⟨
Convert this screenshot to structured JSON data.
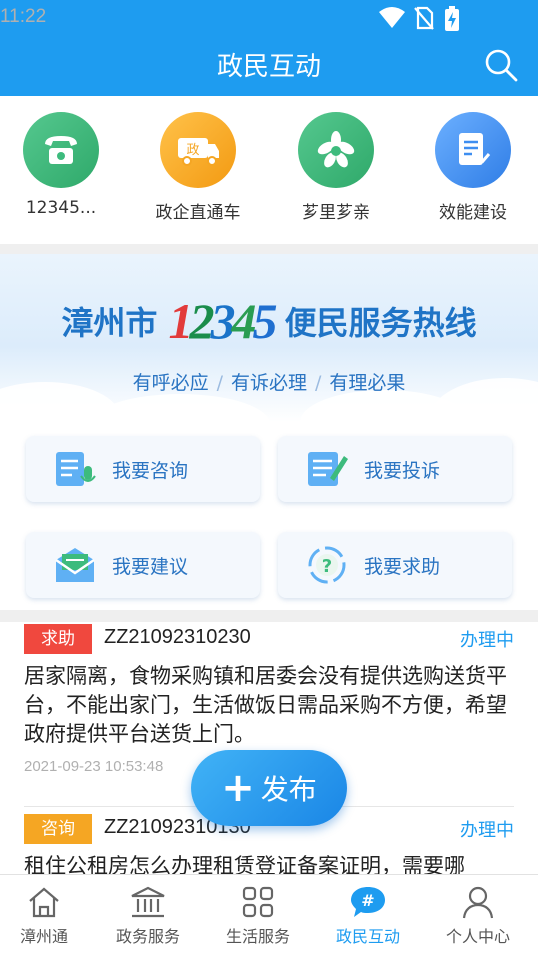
{
  "status_bar": {
    "time": "11:22",
    "icons": [
      "wifi-icon",
      "no-sim-icon",
      "battery-charging-icon"
    ]
  },
  "header": {
    "title": "政民互动",
    "search_icon": "search-icon"
  },
  "colors": {
    "primary": "#1e9cf0",
    "help_tag": "#f0483e",
    "consult_tag": "#f5a623"
  },
  "quick_actions": [
    {
      "label": "12345...",
      "icon": "phone-icon",
      "color": "#3dbb7d"
    },
    {
      "label": "政企直通车",
      "icon": "truck-icon",
      "color": "#f5a623"
    },
    {
      "label": "芗里芗亲",
      "icon": "flower-icon",
      "color": "#3dbb7d"
    },
    {
      "label": "效能建设",
      "icon": "report-icon",
      "color": "#3e8ef0"
    }
  ],
  "banner": {
    "city": "漳州市",
    "number": [
      "1",
      "2",
      "3",
      "4",
      "5"
    ],
    "suffix": "便民服务热线",
    "slogans": [
      "有呼必应",
      "有诉必理",
      "有理必果"
    ]
  },
  "actions": [
    {
      "label": "我要咨询",
      "icon": "consult-icon"
    },
    {
      "label": "我要投诉",
      "icon": "complaint-icon"
    },
    {
      "label": "我要建议",
      "icon": "suggestion-icon"
    },
    {
      "label": "我要求助",
      "icon": "help-icon"
    }
  ],
  "feed": [
    {
      "tag": "求助",
      "code": "ZZ21092310230",
      "status": "办理中",
      "content": "居家隔离，食物采购镇和居委会没有提供选购送货平台，不能出家门，生活做饭日需品采购不方便，希望政府提供平台送货上门。",
      "time": "2021-09-23 10:53:48"
    },
    {
      "tag": "咨询",
      "code": "ZZ21092310130",
      "status": "办理中",
      "content": "租住公租房怎么办理租赁登证备案证明，需要哪"
    }
  ],
  "fab": {
    "label": "发布"
  },
  "bottom_nav": [
    {
      "label": "漳州通",
      "icon": "home-icon",
      "active": false
    },
    {
      "label": "政务服务",
      "icon": "government-icon",
      "active": false
    },
    {
      "label": "生活服务",
      "icon": "grid-icon",
      "active": false
    },
    {
      "label": "政民互动",
      "icon": "chat-hash-icon",
      "active": true
    },
    {
      "label": "个人中心",
      "icon": "person-icon",
      "active": false
    }
  ]
}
⟩
Retype all entries exactly as they appear, dropping the images.

Convert this screenshot to structured JSON data.
{
  "status_bar": {
    "time": "11:22",
    "icons": [
      "wifi-icon",
      "no-sim-icon",
      "battery-charging-icon"
    ]
  },
  "header": {
    "title": "政民互动",
    "search_icon": "search-icon"
  },
  "colors": {
    "primary": "#1e9cf0",
    "help_tag": "#f0483e",
    "consult_tag": "#f5a623"
  },
  "quick_actions": [
    {
      "label": "12345...",
      "icon": "phone-icon",
      "color": "#3dbb7d"
    },
    {
      "label": "政企直通车",
      "icon": "truck-icon",
      "color": "#f5a623"
    },
    {
      "label": "芗里芗亲",
      "icon": "flower-icon",
      "color": "#3dbb7d"
    },
    {
      "label": "效能建设",
      "icon": "report-icon",
      "color": "#3e8ef0"
    }
  ],
  "banner": {
    "city": "漳州市",
    "number": [
      "1",
      "2",
      "3",
      "4",
      "5"
    ],
    "suffix": "便民服务热线",
    "slogans": [
      "有呼必应",
      "有诉必理",
      "有理必果"
    ]
  },
  "actions": [
    {
      "label": "我要咨询",
      "icon": "consult-icon"
    },
    {
      "label": "我要投诉",
      "icon": "complaint-icon"
    },
    {
      "label": "我要建议",
      "icon": "suggestion-icon"
    },
    {
      "label": "我要求助",
      "icon": "help-icon"
    }
  ],
  "feed": [
    {
      "tag": "求助",
      "code": "ZZ21092310230",
      "status": "办理中",
      "content": "居家隔离，食物采购镇和居委会没有提供选购送货平台，不能出家门，生活做饭日需品采购不方便，希望政府提供平台送货上门。",
      "time": "2021-09-23 10:53:48"
    },
    {
      "tag": "咨询",
      "code": "ZZ21092310130",
      "status": "办理中",
      "content": "租住公租房怎么办理租赁登证备案证明，需要哪"
    }
  ],
  "fab": {
    "label": "发布"
  },
  "bottom_nav": [
    {
      "label": "漳州通",
      "icon": "home-icon",
      "active": false
    },
    {
      "label": "政务服务",
      "icon": "government-icon",
      "active": false
    },
    {
      "label": "生活服务",
      "icon": "grid-icon",
      "active": false
    },
    {
      "label": "政民互动",
      "icon": "chat-hash-icon",
      "active": true
    },
    {
      "label": "个人中心",
      "icon": "person-icon",
      "active": false
    }
  ]
}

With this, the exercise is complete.